** start of INPUT DATA **

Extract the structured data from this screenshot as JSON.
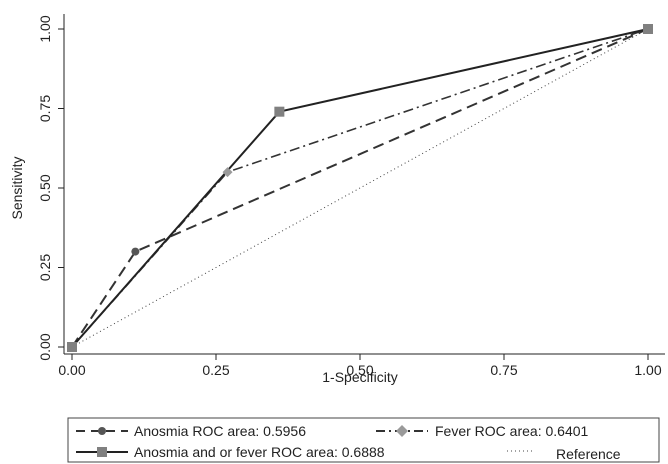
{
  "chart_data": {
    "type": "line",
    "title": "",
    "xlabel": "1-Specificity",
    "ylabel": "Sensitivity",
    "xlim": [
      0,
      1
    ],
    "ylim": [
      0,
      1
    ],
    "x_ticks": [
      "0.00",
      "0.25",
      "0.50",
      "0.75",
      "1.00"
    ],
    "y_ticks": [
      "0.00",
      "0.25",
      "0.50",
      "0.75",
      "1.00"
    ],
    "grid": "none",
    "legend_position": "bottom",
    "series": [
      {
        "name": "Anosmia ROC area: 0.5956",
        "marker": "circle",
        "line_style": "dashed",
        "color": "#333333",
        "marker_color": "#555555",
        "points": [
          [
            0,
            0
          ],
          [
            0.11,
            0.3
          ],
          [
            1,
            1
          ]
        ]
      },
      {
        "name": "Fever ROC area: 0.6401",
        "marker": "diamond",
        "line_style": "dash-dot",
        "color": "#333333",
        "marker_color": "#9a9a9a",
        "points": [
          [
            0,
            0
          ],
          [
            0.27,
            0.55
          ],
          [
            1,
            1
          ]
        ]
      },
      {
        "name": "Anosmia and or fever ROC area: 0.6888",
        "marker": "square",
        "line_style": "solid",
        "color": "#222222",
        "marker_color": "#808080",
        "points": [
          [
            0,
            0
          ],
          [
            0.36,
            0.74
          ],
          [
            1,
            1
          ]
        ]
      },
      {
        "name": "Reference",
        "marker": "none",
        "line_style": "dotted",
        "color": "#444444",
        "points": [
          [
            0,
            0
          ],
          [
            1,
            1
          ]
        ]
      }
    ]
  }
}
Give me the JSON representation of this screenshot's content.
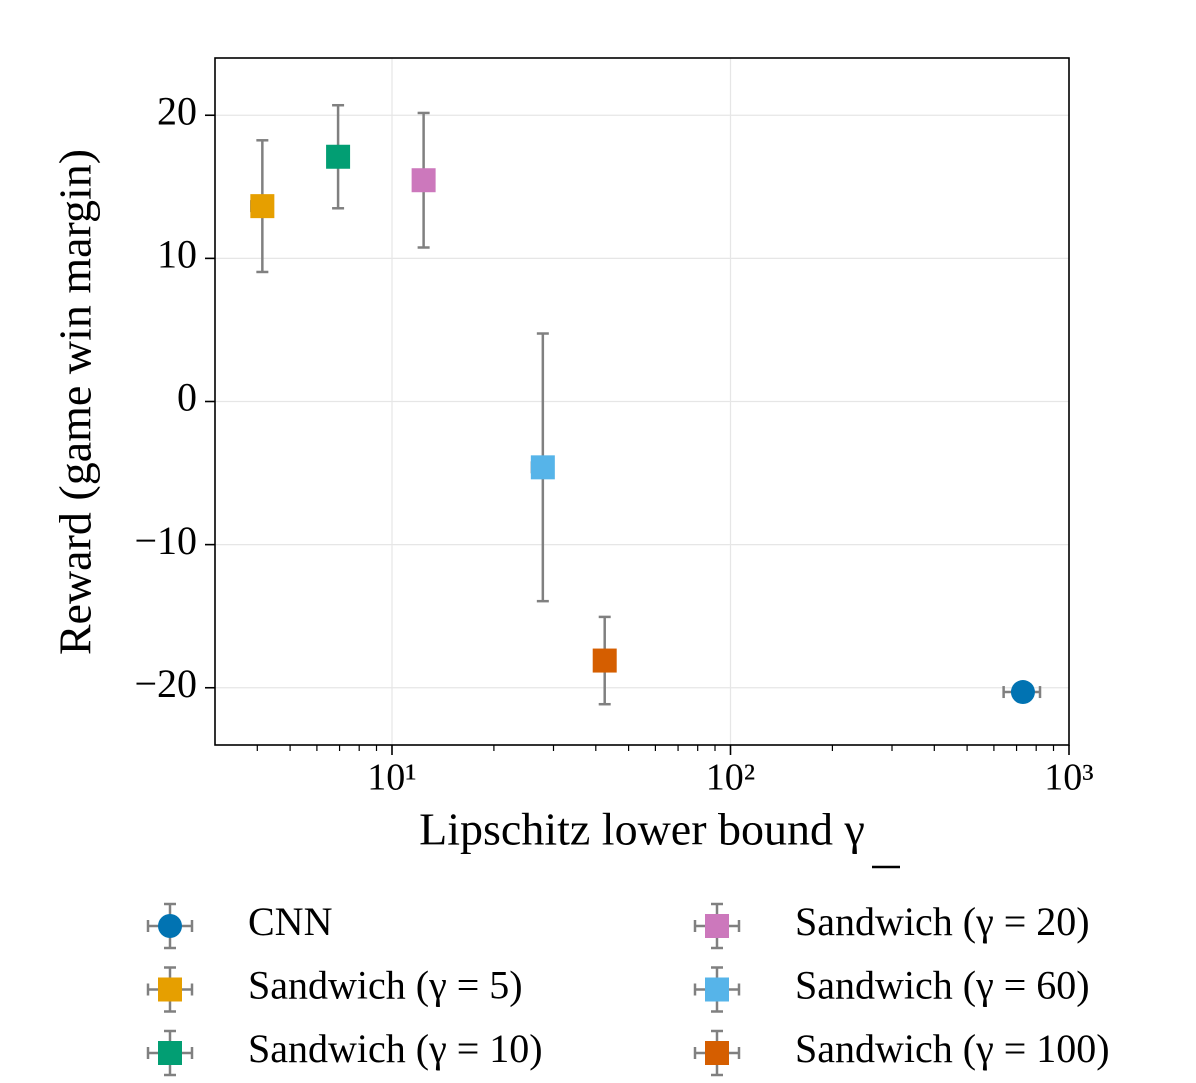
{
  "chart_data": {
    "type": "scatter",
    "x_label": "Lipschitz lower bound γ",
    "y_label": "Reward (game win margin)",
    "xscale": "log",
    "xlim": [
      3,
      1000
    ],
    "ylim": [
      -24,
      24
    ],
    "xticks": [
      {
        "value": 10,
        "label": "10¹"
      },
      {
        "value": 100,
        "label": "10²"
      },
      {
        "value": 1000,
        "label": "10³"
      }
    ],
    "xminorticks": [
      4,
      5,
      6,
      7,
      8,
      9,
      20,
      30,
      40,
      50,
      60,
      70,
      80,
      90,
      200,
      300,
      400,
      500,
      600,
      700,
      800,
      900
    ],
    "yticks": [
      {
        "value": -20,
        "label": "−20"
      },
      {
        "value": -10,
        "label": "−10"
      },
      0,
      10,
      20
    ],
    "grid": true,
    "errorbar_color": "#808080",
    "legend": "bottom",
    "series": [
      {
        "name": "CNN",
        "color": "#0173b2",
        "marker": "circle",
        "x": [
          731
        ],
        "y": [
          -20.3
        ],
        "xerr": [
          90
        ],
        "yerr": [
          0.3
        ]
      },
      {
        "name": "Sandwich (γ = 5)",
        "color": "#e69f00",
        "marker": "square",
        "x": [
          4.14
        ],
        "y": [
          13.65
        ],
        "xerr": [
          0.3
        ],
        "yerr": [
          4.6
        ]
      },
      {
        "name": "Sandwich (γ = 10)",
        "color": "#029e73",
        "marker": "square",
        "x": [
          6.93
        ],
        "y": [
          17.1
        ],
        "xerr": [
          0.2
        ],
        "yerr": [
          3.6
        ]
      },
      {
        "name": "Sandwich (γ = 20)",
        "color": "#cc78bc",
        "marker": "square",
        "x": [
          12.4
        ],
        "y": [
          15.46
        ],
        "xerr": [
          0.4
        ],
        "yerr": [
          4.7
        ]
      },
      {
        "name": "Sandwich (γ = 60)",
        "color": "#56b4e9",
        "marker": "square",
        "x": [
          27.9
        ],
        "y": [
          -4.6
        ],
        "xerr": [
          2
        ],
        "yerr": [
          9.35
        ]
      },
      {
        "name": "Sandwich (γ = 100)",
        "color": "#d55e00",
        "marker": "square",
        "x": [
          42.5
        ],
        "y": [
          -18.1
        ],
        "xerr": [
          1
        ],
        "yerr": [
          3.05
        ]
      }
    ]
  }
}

** end of INPUT DATA **

GOAL
Copy the material above exactly and drop the pictures.

THE REPLY
Extract the structured data from this screenshot as JSON.
{
  "chart_data": {
    "type": "line",
    "title": "",
    "xlabel": "1-Specificity",
    "ylabel": "Sensitivity",
    "xlim": [
      0,
      1
    ],
    "ylim": [
      0,
      1
    ],
    "x_ticks": [
      "0.00",
      "0.25",
      "0.50",
      "0.75",
      "1.00"
    ],
    "y_ticks": [
      "0.00",
      "0.25",
      "0.50",
      "0.75",
      "1.00"
    ],
    "grid": "none",
    "legend_position": "bottom",
    "series": [
      {
        "name": "Anosmia ROC area: 0.5956",
        "marker": "circle",
        "line_style": "dashed",
        "color": "#333333",
        "marker_color": "#555555",
        "points": [
          [
            0,
            0
          ],
          [
            0.11,
            0.3
          ],
          [
            1,
            1
          ]
        ]
      },
      {
        "name": "Fever ROC area: 0.6401",
        "marker": "diamond",
        "line_style": "dash-dot",
        "color": "#333333",
        "marker_color": "#9a9a9a",
        "points": [
          [
            0,
            0
          ],
          [
            0.27,
            0.55
          ],
          [
            1,
            1
          ]
        ]
      },
      {
        "name": "Anosmia and or fever ROC area: 0.6888",
        "marker": "square",
        "line_style": "solid",
        "color": "#222222",
        "marker_color": "#808080",
        "points": [
          [
            0,
            0
          ],
          [
            0.36,
            0.74
          ],
          [
            1,
            1
          ]
        ]
      },
      {
        "name": "Reference",
        "marker": "none",
        "line_style": "dotted",
        "color": "#444444",
        "points": [
          [
            0,
            0
          ],
          [
            1,
            1
          ]
        ]
      }
    ]
  }
}
Give me the JSON representation of this screenshot's content.
{
  "chart_data": {
    "type": "scatter",
    "x_label": "Lipschitz lower bound γ",
    "y_label": "Reward (game win margin)",
    "xscale": "log",
    "xlim": [
      3,
      1000
    ],
    "ylim": [
      -24,
      24
    ],
    "xticks": [
      {
        "value": 10,
        "label": "10¹"
      },
      {
        "value": 100,
        "label": "10²"
      },
      {
        "value": 1000,
        "label": "10³"
      }
    ],
    "xminorticks": [
      4,
      5,
      6,
      7,
      8,
      9,
      20,
      30,
      40,
      50,
      60,
      70,
      80,
      90,
      200,
      300,
      400,
      500,
      600,
      700,
      800,
      900
    ],
    "yticks": [
      {
        "value": -20,
        "label": "−20"
      },
      {
        "value": -10,
        "label": "−10"
      },
      0,
      10,
      20
    ],
    "grid": true,
    "errorbar_color": "#808080",
    "legend": "bottom",
    "series": [
      {
        "name": "CNN",
        "color": "#0173b2",
        "marker": "circle",
        "x": [
          731
        ],
        "y": [
          -20.3
        ],
        "xerr": [
          90
        ],
        "yerr": [
          0.3
        ]
      },
      {
        "name": "Sandwich (γ = 5)",
        "color": "#e69f00",
        "marker": "square",
        "x": [
          4.14
        ],
        "y": [
          13.65
        ],
        "xerr": [
          0.3
        ],
        "yerr": [
          4.6
        ]
      },
      {
        "name": "Sandwich (γ = 10)",
        "color": "#029e73",
        "marker": "square",
        "x": [
          6.93
        ],
        "y": [
          17.1
        ],
        "xerr": [
          0.2
        ],
        "yerr": [
          3.6
        ]
      },
      {
        "name": "Sandwich (γ = 20)",
        "color": "#cc78bc",
        "marker": "square",
        "x": [
          12.4
        ],
        "y": [
          15.46
        ],
        "xerr": [
          0.4
        ],
        "yerr": [
          4.7
        ]
      },
      {
        "name": "Sandwich (γ = 60)",
        "color": "#56b4e9",
        "marker": "square",
        "x": [
          27.9
        ],
        "y": [
          -4.6
        ],
        "xerr": [
          2
        ],
        "yerr": [
          9.35
        ]
      },
      {
        "name": "Sandwich (γ = 100)",
        "color": "#d55e00",
        "marker": "square",
        "x": [
          42.5
        ],
        "y": [
          -18.1
        ],
        "xerr": [
          1
        ],
        "yerr": [
          3.05
        ]
      }
    ]
  }
}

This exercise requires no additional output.